■ Your goal: Each record must be reproduced exactly as it is shown.

■ Stored rows:
────

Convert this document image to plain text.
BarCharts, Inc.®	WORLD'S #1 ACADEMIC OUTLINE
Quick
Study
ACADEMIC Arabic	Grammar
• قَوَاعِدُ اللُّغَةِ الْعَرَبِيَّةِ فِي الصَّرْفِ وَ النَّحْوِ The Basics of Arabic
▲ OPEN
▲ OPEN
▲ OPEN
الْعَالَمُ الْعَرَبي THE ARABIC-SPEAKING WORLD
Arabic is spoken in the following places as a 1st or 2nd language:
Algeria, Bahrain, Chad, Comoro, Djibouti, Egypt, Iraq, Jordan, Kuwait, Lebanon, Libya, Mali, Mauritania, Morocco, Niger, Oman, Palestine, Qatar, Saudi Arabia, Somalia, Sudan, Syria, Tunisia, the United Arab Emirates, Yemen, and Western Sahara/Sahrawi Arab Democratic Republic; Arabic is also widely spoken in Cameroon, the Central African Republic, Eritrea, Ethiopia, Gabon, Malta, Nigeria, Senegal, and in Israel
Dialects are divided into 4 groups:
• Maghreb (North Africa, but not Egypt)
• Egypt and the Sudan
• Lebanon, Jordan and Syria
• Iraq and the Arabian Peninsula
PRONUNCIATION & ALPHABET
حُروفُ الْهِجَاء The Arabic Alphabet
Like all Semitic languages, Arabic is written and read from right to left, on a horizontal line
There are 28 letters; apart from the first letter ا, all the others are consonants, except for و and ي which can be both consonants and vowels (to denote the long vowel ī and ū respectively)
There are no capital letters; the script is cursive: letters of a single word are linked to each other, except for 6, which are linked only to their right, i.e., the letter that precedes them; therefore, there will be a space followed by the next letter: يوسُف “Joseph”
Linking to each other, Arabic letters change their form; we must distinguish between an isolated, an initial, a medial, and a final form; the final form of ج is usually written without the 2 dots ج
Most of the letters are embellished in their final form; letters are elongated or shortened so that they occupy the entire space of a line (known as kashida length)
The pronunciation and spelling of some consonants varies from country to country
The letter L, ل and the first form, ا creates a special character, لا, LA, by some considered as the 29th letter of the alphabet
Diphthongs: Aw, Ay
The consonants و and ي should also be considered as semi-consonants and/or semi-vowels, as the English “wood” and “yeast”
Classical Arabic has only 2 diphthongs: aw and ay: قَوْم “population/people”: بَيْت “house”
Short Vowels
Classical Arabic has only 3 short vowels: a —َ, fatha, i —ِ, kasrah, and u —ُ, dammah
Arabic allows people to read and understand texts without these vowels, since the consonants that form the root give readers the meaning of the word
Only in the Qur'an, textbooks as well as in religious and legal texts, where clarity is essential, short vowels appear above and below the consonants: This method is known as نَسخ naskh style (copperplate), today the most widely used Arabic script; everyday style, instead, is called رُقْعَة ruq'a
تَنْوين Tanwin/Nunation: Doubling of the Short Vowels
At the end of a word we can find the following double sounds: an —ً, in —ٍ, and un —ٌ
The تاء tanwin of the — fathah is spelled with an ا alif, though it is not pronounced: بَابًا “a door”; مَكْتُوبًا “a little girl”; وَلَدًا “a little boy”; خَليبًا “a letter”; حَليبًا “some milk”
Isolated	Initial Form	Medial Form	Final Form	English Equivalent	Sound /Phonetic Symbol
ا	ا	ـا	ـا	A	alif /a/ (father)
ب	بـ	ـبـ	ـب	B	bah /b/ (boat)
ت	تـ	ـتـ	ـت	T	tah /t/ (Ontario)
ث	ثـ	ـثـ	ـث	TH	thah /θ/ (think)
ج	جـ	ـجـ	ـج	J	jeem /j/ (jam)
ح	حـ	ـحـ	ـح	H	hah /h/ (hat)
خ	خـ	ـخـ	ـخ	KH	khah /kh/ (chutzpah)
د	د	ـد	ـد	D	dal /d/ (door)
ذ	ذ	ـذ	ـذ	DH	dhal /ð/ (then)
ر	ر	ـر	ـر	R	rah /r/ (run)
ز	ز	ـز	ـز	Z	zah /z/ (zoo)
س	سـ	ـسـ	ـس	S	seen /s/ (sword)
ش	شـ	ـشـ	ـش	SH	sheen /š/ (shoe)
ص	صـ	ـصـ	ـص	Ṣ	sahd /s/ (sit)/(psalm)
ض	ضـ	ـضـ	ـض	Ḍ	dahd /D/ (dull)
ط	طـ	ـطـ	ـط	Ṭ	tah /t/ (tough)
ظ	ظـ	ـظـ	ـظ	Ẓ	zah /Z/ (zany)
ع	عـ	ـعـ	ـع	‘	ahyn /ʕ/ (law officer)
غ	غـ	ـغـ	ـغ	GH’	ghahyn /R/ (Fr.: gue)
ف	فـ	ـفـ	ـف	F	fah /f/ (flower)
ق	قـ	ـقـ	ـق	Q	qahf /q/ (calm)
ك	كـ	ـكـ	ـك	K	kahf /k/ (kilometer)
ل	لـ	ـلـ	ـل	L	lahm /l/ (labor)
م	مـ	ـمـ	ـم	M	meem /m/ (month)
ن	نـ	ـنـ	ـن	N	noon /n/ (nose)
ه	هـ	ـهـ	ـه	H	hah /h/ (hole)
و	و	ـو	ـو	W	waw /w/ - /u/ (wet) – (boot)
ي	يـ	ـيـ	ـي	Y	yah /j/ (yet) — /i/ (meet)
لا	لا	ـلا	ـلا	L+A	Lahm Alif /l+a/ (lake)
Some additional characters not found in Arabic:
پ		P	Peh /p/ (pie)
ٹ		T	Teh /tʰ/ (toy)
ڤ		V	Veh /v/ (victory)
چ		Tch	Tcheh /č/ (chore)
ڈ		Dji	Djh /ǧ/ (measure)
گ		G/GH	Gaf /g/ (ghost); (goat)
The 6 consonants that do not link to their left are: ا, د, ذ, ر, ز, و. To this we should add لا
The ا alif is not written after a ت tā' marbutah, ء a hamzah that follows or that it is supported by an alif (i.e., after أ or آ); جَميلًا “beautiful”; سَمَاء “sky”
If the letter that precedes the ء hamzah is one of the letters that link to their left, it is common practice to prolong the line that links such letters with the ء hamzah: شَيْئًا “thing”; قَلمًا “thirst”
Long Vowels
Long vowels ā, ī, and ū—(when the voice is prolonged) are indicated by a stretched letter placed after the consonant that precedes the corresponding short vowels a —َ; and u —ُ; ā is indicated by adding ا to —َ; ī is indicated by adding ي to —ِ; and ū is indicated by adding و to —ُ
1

────

■ Exercise result:
Convert this document image to plain text.
BarCharts, Inc.®	WORLD'S #1 ACADEMIC OUTLINE
Quick
Study
ACADEMIC Arabic	Grammar
• قَوَاعِدُ اللُّغَةِ الْعَرَبِيَّةِ فِي الصَّرْفِ وَ النَّحْوِ The Basics of Arabic
▲ OPEN
▲ OPEN
▲ OPEN
الْعَالَمُ الْعَرَبي THE ARABIC-SPEAKING WORLD
Arabic is spoken in the following places as a 1st or 2nd language:
Algeria, Bahrain, Chad, Comoro, Djibouti, Egypt, Iraq, Jordan, Kuwait, Lebanon, Libya, Mali, Mauritania, Morocco, Niger, Oman, Palestine, Qatar, Saudi Arabia, Somalia, Sudan, Syria, Tunisia, the United Arab Emirates, Yemen, and Western Sahara/Sahrawi Arab Democratic Republic; Arabic is also widely spoken in Cameroon, the Central African Republic, Eritrea, Ethiopia, Gabon, Malta, Nigeria, Senegal, and in Israel
Dialects are divided into 4 groups:
• Maghreb (North Africa, but not Egypt)
• Egypt and the Sudan
• Lebanon, Jordan and Syria
• Iraq and the Arabian Peninsula
PRONUNCIATION & ALPHABET
حُروفُ الْهِجَاء The Arabic Alphabet
Like all Semitic languages, Arabic is written and read from right to left, on a horizontal line
There are 28 letters; apart from the first letter ا, all the others are consonants, except for و and ي which can be both consonants and vowels (to denote the long vowel ī and ū respectively)
There are no capital letters; the script is cursive: letters of a single word are linked to each other, except for 6, which are linked only to their right, i.e., the letter that precedes them; therefore, there will be a space followed by the next letter: يوسُف “Joseph”
Linking to each other, Arabic letters change their form; we must distinguish between an isolated, an initial, a medial, and a final form; the final form of ج is usually written without the 2 dots ج
Most of the letters are embellished in their final form; letters are elongated or shortened so that they occupy the entire space of a line (known as kashida length)
The pronunciation and spelling of some consonants varies from country to country
The letter L, ل and the first form, ا creates a special character, لا, LA, by some considered as the 29th letter of the alphabet
Diphthongs: Aw, Ay
The consonants و and ي should also be considered as semi-consonants and/or semi-vowels, as the English “wood” and “yeast”
Classical Arabic has only 2 diphthongs: aw and ay: قَوْم “population/people”: بَيْت “house”
Short Vowels
Classical Arabic has only 3 short vowels: a —َ, fatha, i —ِ, kasrah, and u —ُ, dammah
Arabic allows people to read and understand texts without these vowels, since the consonants that form the root give readers the meaning of the word
Only in the Qur'an, textbooks as well as in religious and legal texts, where clarity is essential, short vowels appear above and below the consonants: This method is known as نَسخ naskh style (copperplate), today the most widely used Arabic script; everyday style, instead, is called رُقْعَة ruq'a
تَنْوين Tanwin/Nunation: Doubling of the Short Vowels
At the end of a word we can find the following double sounds: an —ً, in —ٍ, and un —ٌ
The تاء tanwin of the — fathah is spelled with an ا alif, though it is not pronounced: بَابًا “a door”; مَكْتُوبًا “a little girl”; وَلَدًا “a little boy”; خَليبًا “a letter”; حَليبًا “some milk”
Isolated	Initial Form	Medial Form	Final Form	English Equivalent	Sound /Phonetic Symbol
ا	ا	ـا	ـا	A	alif /a/ (father)
ب	بـ	ـبـ	ـب	B	bah /b/ (boat)
ت	تـ	ـتـ	ـت	T	tah /t/ (Ontario)
ث	ثـ	ـثـ	ـث	TH	thah /θ/ (think)
ج	جـ	ـجـ	ـج	J	jeem /j/ (jam)
ح	حـ	ـحـ	ـح	H	hah /h/ (hat)
خ	خـ	ـخـ	ـخ	KH	khah /kh/ (chutzpah)
د	د	ـد	ـد	D	dal /d/ (door)
ذ	ذ	ـذ	ـذ	DH	dhal /ð/ (then)
ر	ر	ـر	ـر	R	rah /r/ (run)
ز	ز	ـز	ـز	Z	zah /z/ (zoo)
س	سـ	ـسـ	ـس	S	seen /s/ (sword)
ش	شـ	ـشـ	ـش	SH	sheen /š/ (shoe)
ص	صـ	ـصـ	ـص	Ṣ	sahd /s/ (sit)/(psalm)
ض	ضـ	ـضـ	ـض	Ḍ	dahd /D/ (dull)
ط	طـ	ـطـ	ـط	Ṭ	tah /t/ (tough)
ظ	ظـ	ـظـ	ـظ	Ẓ	zah /Z/ (zany)
ع	عـ	ـعـ	ـع	‘	ahyn /ʕ/ (law officer)
غ	غـ	ـغـ	ـغ	GH’	ghahyn /R/ (Fr.: gue)
ف	فـ	ـفـ	ـف	F	fah /f/ (flower)
ق	قـ	ـقـ	ـق	Q	qahf /q/ (calm)
ك	كـ	ـكـ	ـك	K	kahf /k/ (kilometer)
ل	لـ	ـلـ	ـل	L	lahm /l/ (labor)
م	مـ	ـمـ	ـم	M	meem /m/ (month)
ن	نـ	ـنـ	ـن	N	noon /n/ (nose)
ه	هـ	ـهـ	ـه	H	hah /h/ (hole)
و	و	ـو	ـو	W	waw /w/ - /u/ (wet) – (boot)
ي	يـ	ـيـ	ـي	Y	yah /j/ (yet) — /i/ (meet)
لا	لا	ـلا	ـلا	L+A	Lahm Alif /l+a/ (lake)
Some additional characters not found in Arabic:
پ		P	Peh /p/ (pie)
ٹ		T	Teh /tʰ/ (toy)
ڤ		V	Veh /v/ (victory)
چ		Tch	Tcheh /č/ (chore)
ڈ		Dji	Djh /ǧ/ (measure)
گ		G/GH	Gaf /g/ (ghost); (goat)
The 6 consonants that do not link to their left are: ا, د, ذ, ر, ز, و. To this we should add لا
The ا alif is not written after a ت tā' marbutah, ء a hamzah that follows or that it is supported by an alif (i.e., after أ or آ); جَميلًا “beautiful”; سَمَاء “sky”
If the letter that precedes the ء hamzah is one of the letters that link to their left, it is common practice to prolong the line that links such letters with the ء hamzah: شَيْئًا “thing”; قَلمًا “thirst”
Long Vowels
Long vowels ā, ī, and ū—(when the voice is prolonged) are indicated by a stretched letter placed after the consonant that precedes the corresponding short vowels a —َ; and u —ُ; ā is indicated by adding ا to —َ; ī is indicated by adding ي to —ِ; and ū is indicated by adding و to —ُ
1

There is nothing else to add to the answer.